EXERCISE => Retype the following data exactly, but leave its pictures out.

(Dataset records)

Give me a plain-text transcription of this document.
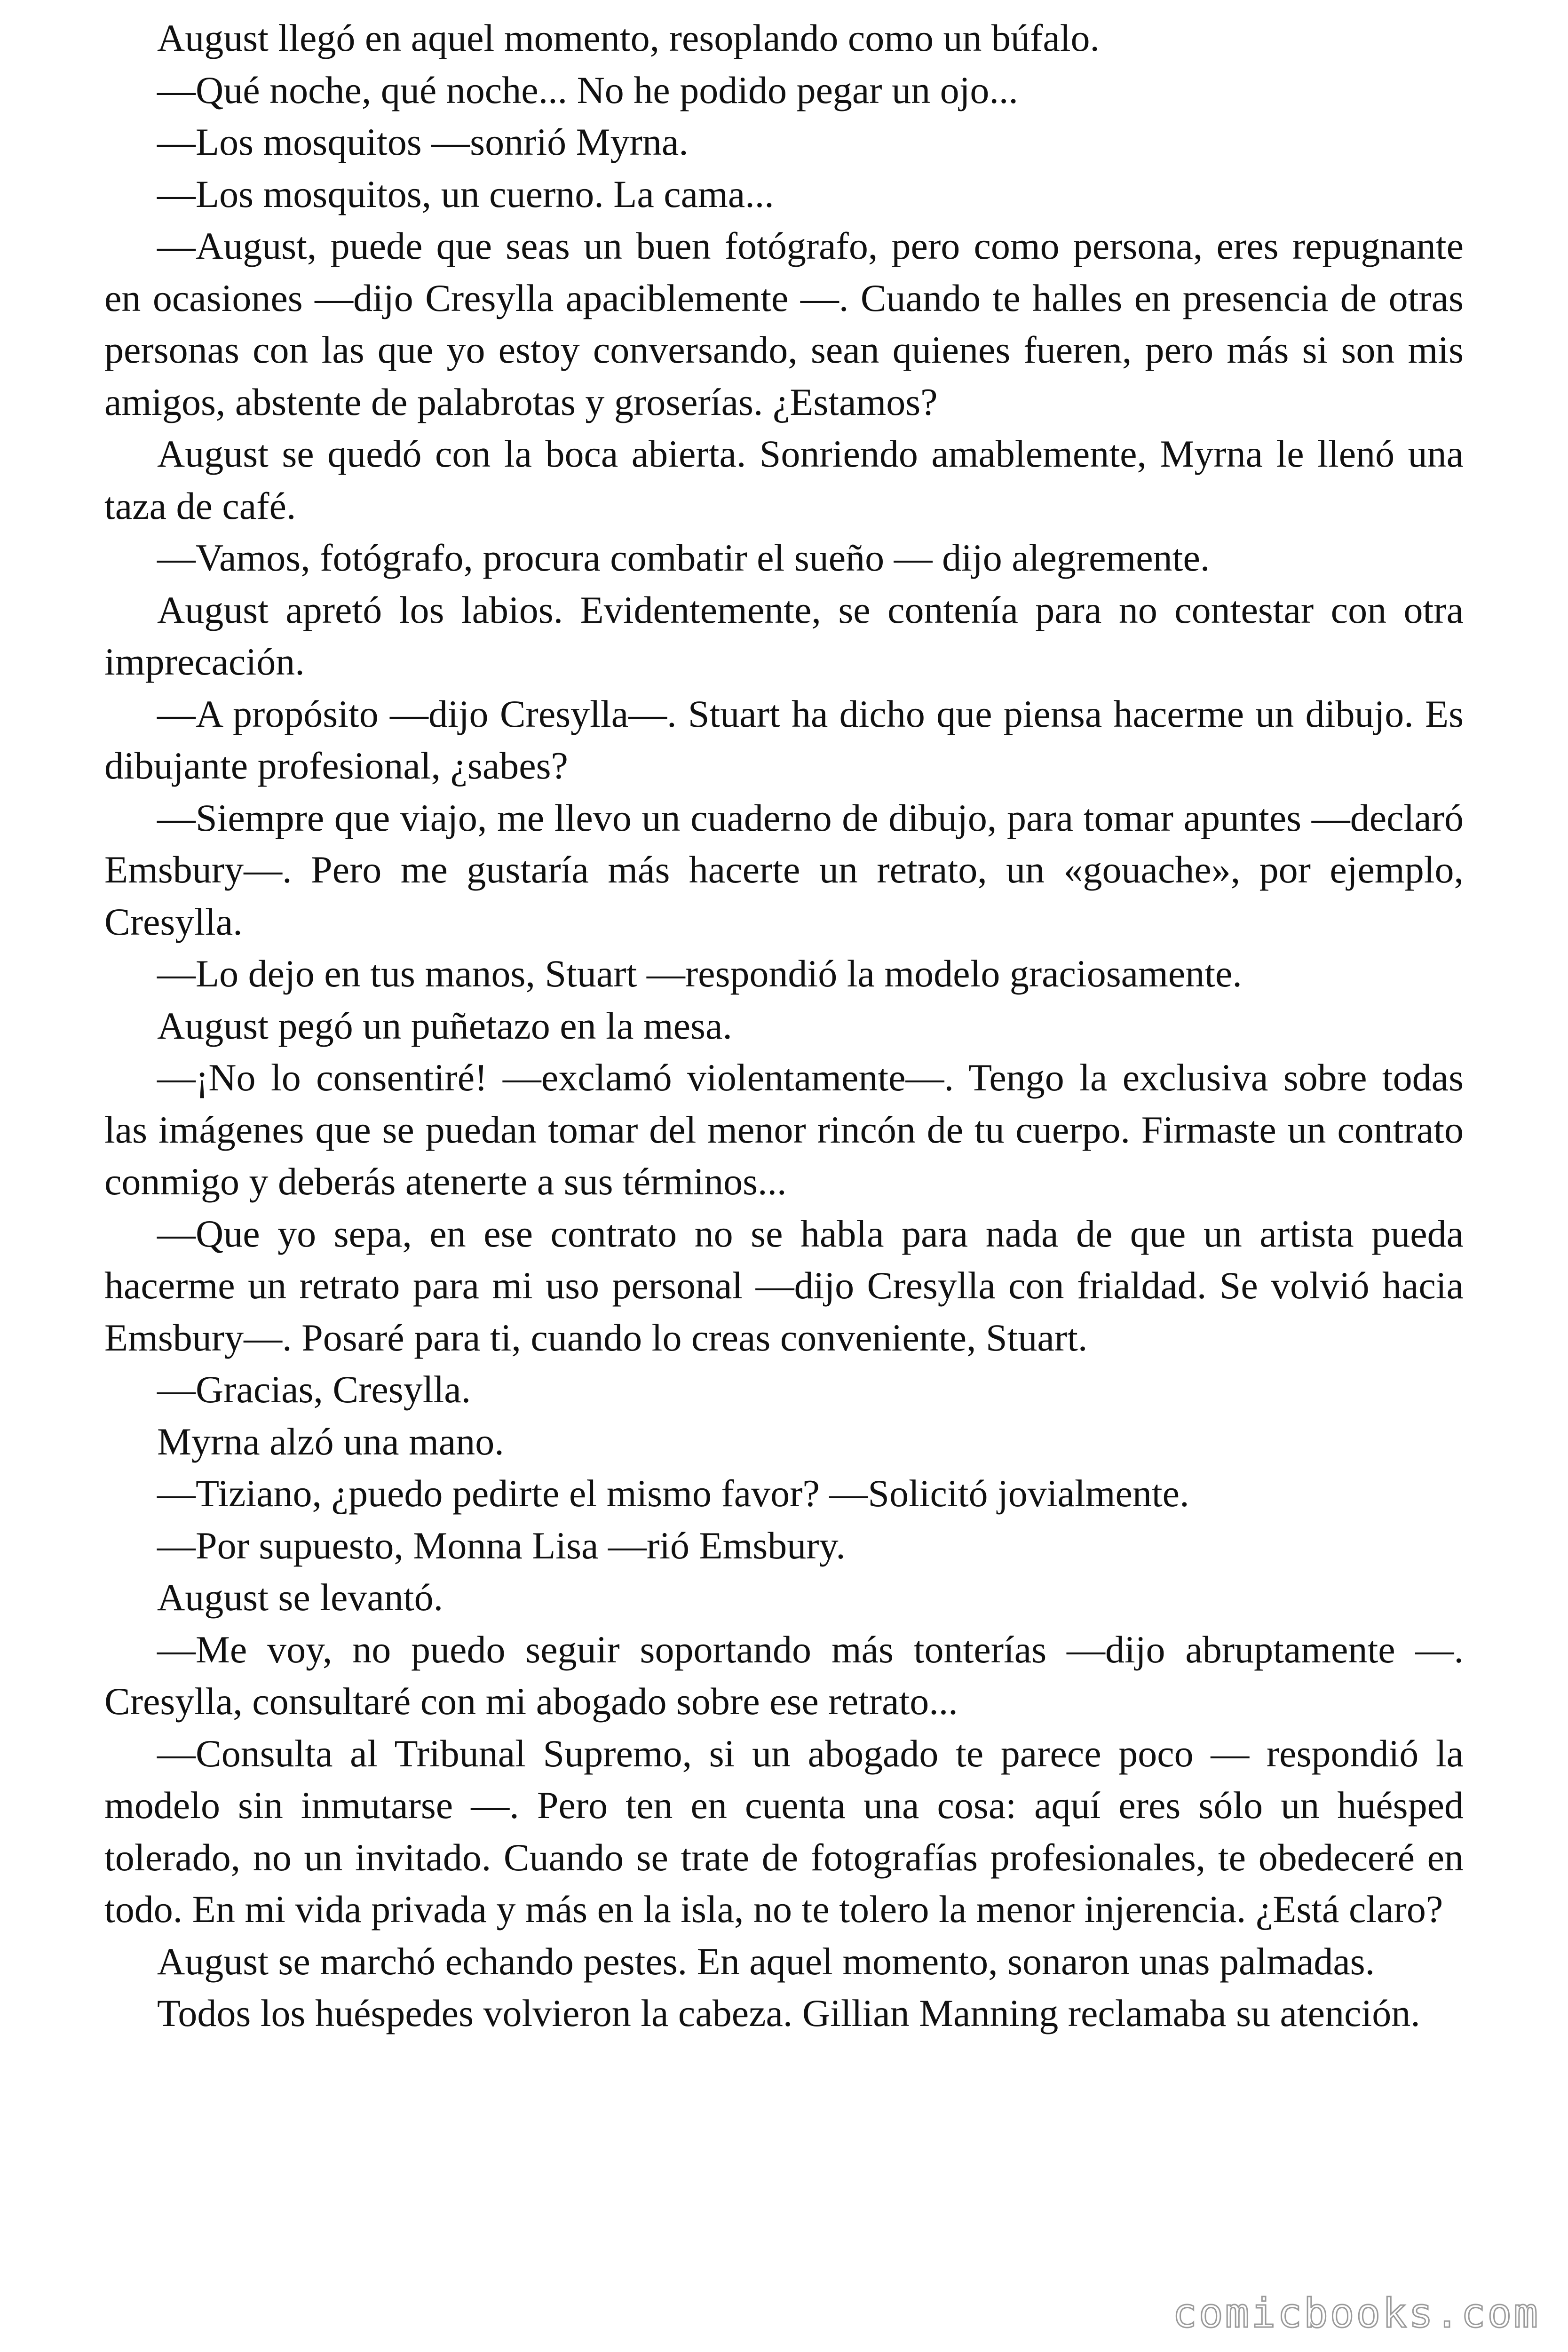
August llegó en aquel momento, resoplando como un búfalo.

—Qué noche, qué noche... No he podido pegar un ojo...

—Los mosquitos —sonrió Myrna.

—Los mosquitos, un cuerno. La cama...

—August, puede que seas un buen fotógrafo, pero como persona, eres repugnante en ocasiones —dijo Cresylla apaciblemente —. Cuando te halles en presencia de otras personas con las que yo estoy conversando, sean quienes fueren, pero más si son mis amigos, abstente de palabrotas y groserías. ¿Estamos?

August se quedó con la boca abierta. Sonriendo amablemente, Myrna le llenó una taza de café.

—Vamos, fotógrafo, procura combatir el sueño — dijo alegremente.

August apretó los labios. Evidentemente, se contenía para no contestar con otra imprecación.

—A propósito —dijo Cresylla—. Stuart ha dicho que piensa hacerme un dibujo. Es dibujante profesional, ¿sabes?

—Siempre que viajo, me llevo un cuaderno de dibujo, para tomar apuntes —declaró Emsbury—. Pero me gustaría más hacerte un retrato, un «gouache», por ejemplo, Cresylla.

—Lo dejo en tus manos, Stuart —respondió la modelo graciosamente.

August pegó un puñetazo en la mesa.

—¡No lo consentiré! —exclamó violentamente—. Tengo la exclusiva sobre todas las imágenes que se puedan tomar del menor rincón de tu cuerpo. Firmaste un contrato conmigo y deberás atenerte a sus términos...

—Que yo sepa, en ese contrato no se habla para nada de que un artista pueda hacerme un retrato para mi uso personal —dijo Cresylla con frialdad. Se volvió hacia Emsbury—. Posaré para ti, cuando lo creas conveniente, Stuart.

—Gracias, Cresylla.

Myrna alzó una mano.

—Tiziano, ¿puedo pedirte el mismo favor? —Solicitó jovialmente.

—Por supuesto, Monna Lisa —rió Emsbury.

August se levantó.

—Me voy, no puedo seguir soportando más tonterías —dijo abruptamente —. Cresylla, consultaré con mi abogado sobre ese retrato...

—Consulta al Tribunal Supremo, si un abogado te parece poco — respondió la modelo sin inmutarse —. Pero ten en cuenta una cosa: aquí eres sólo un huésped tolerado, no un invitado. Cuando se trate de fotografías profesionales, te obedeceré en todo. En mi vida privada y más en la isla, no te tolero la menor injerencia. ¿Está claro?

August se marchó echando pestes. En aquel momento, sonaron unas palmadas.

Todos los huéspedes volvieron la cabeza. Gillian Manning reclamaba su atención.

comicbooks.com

OUTPUT FOR THIS EXERCISE =>
Give me a plain-text transcription of this document.
August llegó en aquel momento, resoplando como un búfalo.

—Qué noche, qué noche... No he podido pegar un ojo...

—Los mosquitos —sonrió Myrna.

—Los mosquitos, un cuerno. La cama...

—August, puede que seas un buen fotógrafo, pero como persona, eres repugnante en ocasiones —dijo Cresylla apaciblemente —. Cuando te halles en presencia de otras personas con las que yo estoy conversando, sean quienes fueren, pero más si son mis amigos, abstente de palabrotas y groserías. ¿Estamos?

August se quedó con la boca abierta. Sonriendo amablemente, Myrna le llenó una taza de café.

—Vamos, fotógrafo, procura combatir el sueño — dijo alegremente.

August apretó los labios. Evidentemente, se contenía para no contestar con otra imprecación.

—A propósito —dijo Cresylla—. Stuart ha dicho que piensa hacerme un dibujo. Es dibujante profesional, ¿sabes?

—Siempre que viajo, me llevo un cuaderno de dibujo, para tomar apuntes —declaró Emsbury—. Pero me gustaría más hacerte un retrato, un «gouache», por ejemplo, Cresylla.

—Lo dejo en tus manos, Stuart —respondió la modelo graciosamente.

August pegó un puñetazo en la mesa.

—¡No lo consentiré! —exclamó violentamente—. Tengo la exclusiva sobre todas las imágenes que se puedan tomar del menor rincón de tu cuerpo. Firmaste un contrato conmigo y deberás atenerte a sus términos...

—Que yo sepa, en ese contrato no se habla para nada de que un artista pueda hacerme un retrato para mi uso personal —dijo Cresylla con frialdad. Se volvió hacia Emsbury—. Posaré para ti, cuando lo creas conveniente, Stuart.

—Gracias, Cresylla.

Myrna alzó una mano.

—Tiziano, ¿puedo pedirte el mismo favor? —Solicitó jovialmente.

—Por supuesto, Monna Lisa —rió Emsbury.

August se levantó.

—Me voy, no puedo seguir soportando más tonterías —dijo abruptamente —. Cresylla, consultaré con mi abogado sobre ese retrato...

—Consulta al Tribunal Supremo, si un abogado te parece poco — respondió la modelo sin inmutarse —. Pero ten en cuenta una cosa: aquí eres sólo un huésped tolerado, no un invitado. Cuando se trate de fotografías profesionales, te obedeceré en todo. En mi vida privada y más en la isla, no te tolero la menor injerencia. ¿Está claro?

August se marchó echando pestes. En aquel momento, sonaron unas palmadas.

Todos los huéspedes volvieron la cabeza. Gillian Manning reclamaba su atención.

comicbooks.com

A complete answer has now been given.